:: Material for this exercise ::
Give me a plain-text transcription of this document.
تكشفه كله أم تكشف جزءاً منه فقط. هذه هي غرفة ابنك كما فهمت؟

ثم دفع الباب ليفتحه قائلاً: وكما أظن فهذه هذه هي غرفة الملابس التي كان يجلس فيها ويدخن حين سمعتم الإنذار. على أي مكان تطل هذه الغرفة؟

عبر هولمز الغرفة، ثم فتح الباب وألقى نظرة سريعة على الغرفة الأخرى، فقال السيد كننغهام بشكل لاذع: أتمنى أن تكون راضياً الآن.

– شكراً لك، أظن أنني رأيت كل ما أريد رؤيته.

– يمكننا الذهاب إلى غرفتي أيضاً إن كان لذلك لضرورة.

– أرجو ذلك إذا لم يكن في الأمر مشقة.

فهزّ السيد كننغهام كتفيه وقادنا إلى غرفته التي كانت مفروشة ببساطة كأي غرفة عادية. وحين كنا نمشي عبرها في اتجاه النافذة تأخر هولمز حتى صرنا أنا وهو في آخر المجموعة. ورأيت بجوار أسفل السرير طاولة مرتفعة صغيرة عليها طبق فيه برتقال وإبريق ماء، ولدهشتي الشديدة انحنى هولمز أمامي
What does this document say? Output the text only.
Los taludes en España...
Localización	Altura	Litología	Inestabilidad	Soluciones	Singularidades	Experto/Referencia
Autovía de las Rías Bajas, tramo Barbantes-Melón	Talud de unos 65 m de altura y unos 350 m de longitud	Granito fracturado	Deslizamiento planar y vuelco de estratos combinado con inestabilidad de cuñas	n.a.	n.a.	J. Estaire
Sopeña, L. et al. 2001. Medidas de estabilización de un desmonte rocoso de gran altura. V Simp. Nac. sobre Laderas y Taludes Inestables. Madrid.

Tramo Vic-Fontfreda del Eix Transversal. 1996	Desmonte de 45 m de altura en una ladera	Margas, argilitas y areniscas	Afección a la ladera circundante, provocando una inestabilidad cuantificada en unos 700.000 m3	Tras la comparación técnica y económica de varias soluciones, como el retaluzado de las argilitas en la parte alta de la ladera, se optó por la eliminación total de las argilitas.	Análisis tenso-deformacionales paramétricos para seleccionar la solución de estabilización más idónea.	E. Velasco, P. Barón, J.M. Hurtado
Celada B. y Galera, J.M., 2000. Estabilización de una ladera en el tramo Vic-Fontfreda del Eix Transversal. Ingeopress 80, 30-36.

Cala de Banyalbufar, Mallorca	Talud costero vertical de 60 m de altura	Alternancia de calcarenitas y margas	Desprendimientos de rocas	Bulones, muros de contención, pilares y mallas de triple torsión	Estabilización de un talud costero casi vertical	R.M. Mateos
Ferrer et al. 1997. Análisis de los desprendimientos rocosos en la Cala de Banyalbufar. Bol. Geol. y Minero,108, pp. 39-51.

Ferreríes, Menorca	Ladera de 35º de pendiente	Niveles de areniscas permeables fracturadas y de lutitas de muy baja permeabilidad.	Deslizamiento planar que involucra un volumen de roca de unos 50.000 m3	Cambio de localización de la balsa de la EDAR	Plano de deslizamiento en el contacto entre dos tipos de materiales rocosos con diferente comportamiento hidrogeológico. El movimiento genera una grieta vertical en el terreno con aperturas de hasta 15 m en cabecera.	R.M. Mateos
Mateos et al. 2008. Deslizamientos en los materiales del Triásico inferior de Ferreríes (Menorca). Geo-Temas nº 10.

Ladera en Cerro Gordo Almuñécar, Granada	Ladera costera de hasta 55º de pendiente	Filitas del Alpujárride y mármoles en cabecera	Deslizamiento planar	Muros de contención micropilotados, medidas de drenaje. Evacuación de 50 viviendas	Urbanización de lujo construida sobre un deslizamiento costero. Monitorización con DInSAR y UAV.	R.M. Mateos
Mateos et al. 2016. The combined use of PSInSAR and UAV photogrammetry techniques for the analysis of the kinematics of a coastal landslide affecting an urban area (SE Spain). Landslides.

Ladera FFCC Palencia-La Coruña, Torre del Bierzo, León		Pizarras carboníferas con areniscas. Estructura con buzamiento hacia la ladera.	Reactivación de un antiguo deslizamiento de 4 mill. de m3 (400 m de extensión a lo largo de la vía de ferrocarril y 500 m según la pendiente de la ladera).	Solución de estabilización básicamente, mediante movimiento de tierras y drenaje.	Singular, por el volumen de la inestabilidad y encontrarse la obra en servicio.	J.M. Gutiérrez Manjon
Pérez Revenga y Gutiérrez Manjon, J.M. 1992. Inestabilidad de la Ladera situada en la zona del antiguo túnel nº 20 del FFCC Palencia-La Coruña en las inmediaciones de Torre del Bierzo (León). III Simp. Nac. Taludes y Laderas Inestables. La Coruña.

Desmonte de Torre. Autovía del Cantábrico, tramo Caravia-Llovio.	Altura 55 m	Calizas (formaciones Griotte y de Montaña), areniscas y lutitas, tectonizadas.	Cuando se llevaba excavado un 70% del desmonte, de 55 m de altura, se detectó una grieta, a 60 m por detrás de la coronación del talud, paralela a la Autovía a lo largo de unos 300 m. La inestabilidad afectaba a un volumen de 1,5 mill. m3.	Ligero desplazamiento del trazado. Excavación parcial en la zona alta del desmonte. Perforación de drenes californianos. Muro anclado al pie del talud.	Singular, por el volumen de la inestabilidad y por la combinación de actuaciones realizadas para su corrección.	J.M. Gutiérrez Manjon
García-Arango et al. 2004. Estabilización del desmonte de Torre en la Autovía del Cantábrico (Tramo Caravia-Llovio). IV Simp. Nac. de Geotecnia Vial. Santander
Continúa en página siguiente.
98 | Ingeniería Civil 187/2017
:::
**What you need to do**
Copy out all of the records above with nothing altered.

**Answer to the problem**
Give me a plain-text transcription of this document.
تكشفه كله أم تكشف جزءاً منه فقط. هذه هي غرفة ابنك كما فهمت؟

ثم دفع الباب ليفتحه قائلاً: وكما أظن فهذه هذه هي غرفة الملابس التي كان يجلس فيها ويدخن حين سمعتم الإنذار. على أي مكان تطل هذه الغرفة؟

عبر هولمز الغرفة، ثم فتح الباب وألقى نظرة سريعة على الغرفة الأخرى، فقال السيد كننغهام بشكل لاذع: أتمنى أن تكون راضياً الآن.

– شكراً لك، أظن أنني رأيت كل ما أريد رؤيته.

– يمكننا الذهاب إلى غرفتي أيضاً إن كان لذلك لضرورة.

– أرجو ذلك إذا لم يكن في الأمر مشقة.

فهزّ السيد كننغهام كتفيه وقادنا إلى غرفته التي كانت مفروشة ببساطة كأي غرفة عادية. وحين كنا نمشي عبرها في اتجاه النافذة تأخر هولمز حتى صرنا أنا وهو في آخر المجموعة. ورأيت بجوار أسفل السرير طاولة مرتفعة صغيرة عليها طبق فيه برتقال وإبريق ماء، ولدهشتي الشديدة انحنى هولمز أمامي
What does this document say? Output the text only.
Los taludes en España...
Localización	Altura	Litología	Inestabilidad	Soluciones	Singularidades	Experto/Referencia
Autovía de las Rías Bajas, tramo Barbantes-Melón	Talud de unos 65 m de altura y unos 350 m de longitud	Granito fracturado	Deslizamiento planar y vuelco de estratos combinado con inestabilidad de cuñas	n.a.	n.a.	J. Estaire
Sopeña, L. et al. 2001. Medidas de estabilización de un desmonte rocoso de gran altura. V Simp. Nac. sobre Laderas y Taludes Inestables. Madrid.

Tramo Vic-Fontfreda del Eix Transversal. 1996	Desmonte de 45 m de altura en una ladera	Margas, argilitas y areniscas	Afección a la ladera circundante, provocando una inestabilidad cuantificada en unos 700.000 m3	Tras la comparación técnica y económica de varias soluciones, como el retaluzado de las argilitas en la parte alta de la ladera, se optó por la eliminación total de las argilitas.	Análisis tenso-deformacionales paramétricos para seleccionar la solución de estabilización más idónea.	E. Velasco, P. Barón, J.M. Hurtado
Celada B. y Galera, J.M., 2000. Estabilización de una ladera en el tramo Vic-Fontfreda del Eix Transversal. Ingeopress 80, 30-36.

Cala de Banyalbufar, Mallorca	Talud costero vertical de 60 m de altura	Alternancia de calcarenitas y margas	Desprendimientos de rocas	Bulones, muros de contención, pilares y mallas de triple torsión	Estabilización de un talud costero casi vertical	R.M. Mateos
Ferrer et al. 1997. Análisis de los desprendimientos rocosos en la Cala de Banyalbufar. Bol. Geol. y Minero,108, pp. 39-51.

Ferreríes, Menorca	Ladera de 35º de pendiente	Niveles de areniscas permeables fracturadas y de lutitas de muy baja permeabilidad.	Deslizamiento planar que involucra un volumen de roca de unos 50.000 m3	Cambio de localización de la balsa de la EDAR	Plano de deslizamiento en el contacto entre dos tipos de materiales rocosos con diferente comportamiento hidrogeológico. El movimiento genera una grieta vertical en el terreno con aperturas de hasta 15 m en cabecera.	R.M. Mateos
Mateos et al. 2008. Deslizamientos en los materiales del Triásico inferior de Ferreríes (Menorca). Geo-Temas nº 10.

Ladera en Cerro Gordo Almuñécar, Granada	Ladera costera de hasta 55º de pendiente	Filitas del Alpujárride y mármoles en cabecera	Deslizamiento planar	Muros de contención micropilotados, medidas de drenaje. Evacuación de 50 viviendas	Urbanización de lujo construida sobre un deslizamiento costero. Monitorización con DInSAR y UAV.	R.M. Mateos
Mateos et al. 2016. The combined use of PSInSAR and UAV photogrammetry techniques for the analysis of the kinematics of a coastal landslide affecting an urban area (SE Spain). Landslides.

Ladera FFCC Palencia-La Coruña, Torre del Bierzo, León		Pizarras carboníferas con areniscas. Estructura con buzamiento hacia la ladera.	Reactivación de un antiguo deslizamiento de 4 mill. de m3 (400 m de extensión a lo largo de la vía de ferrocarril y 500 m según la pendiente de la ladera).	Solución de estabilización básicamente, mediante movimiento de tierras y drenaje.	Singular, por el volumen de la inestabilidad y encontrarse la obra en servicio.	J.M. Gutiérrez Manjon
Pérez Revenga y Gutiérrez Manjon, J.M. 1992. Inestabilidad de la Ladera situada en la zona del antiguo túnel nº 20 del FFCC Palencia-La Coruña en las inmediaciones de Torre del Bierzo (León). III Simp. Nac. Taludes y Laderas Inestables. La Coruña.

Desmonte de Torre. Autovía del Cantábrico, tramo Caravia-Llovio.	Altura 55 m	Calizas (formaciones Griotte y de Montaña), areniscas y lutitas, tectonizadas.	Cuando se llevaba excavado un 70% del desmonte, de 55 m de altura, se detectó una grieta, a 60 m por detrás de la coronación del talud, paralela a la Autovía a lo largo de unos 300 m. La inestabilidad afectaba a un volumen de 1,5 mill. m3.	Ligero desplazamiento del trazado. Excavación parcial en la zona alta del desmonte. Perforación de drenes californianos. Muro anclado al pie del talud.	Singular, por el volumen de la inestabilidad y por la combinación de actuaciones realizadas para su corrección.	J.M. Gutiérrez Manjon
García-Arango et al. 2004. Estabilización del desmonte de Torre en la Autovía del Cantábrico (Tramo Caravia-Llovio). IV Simp. Nac. de Geotecnia Vial. Santander
Continúa en página siguiente.
98 | Ingeniería Civil 187/2017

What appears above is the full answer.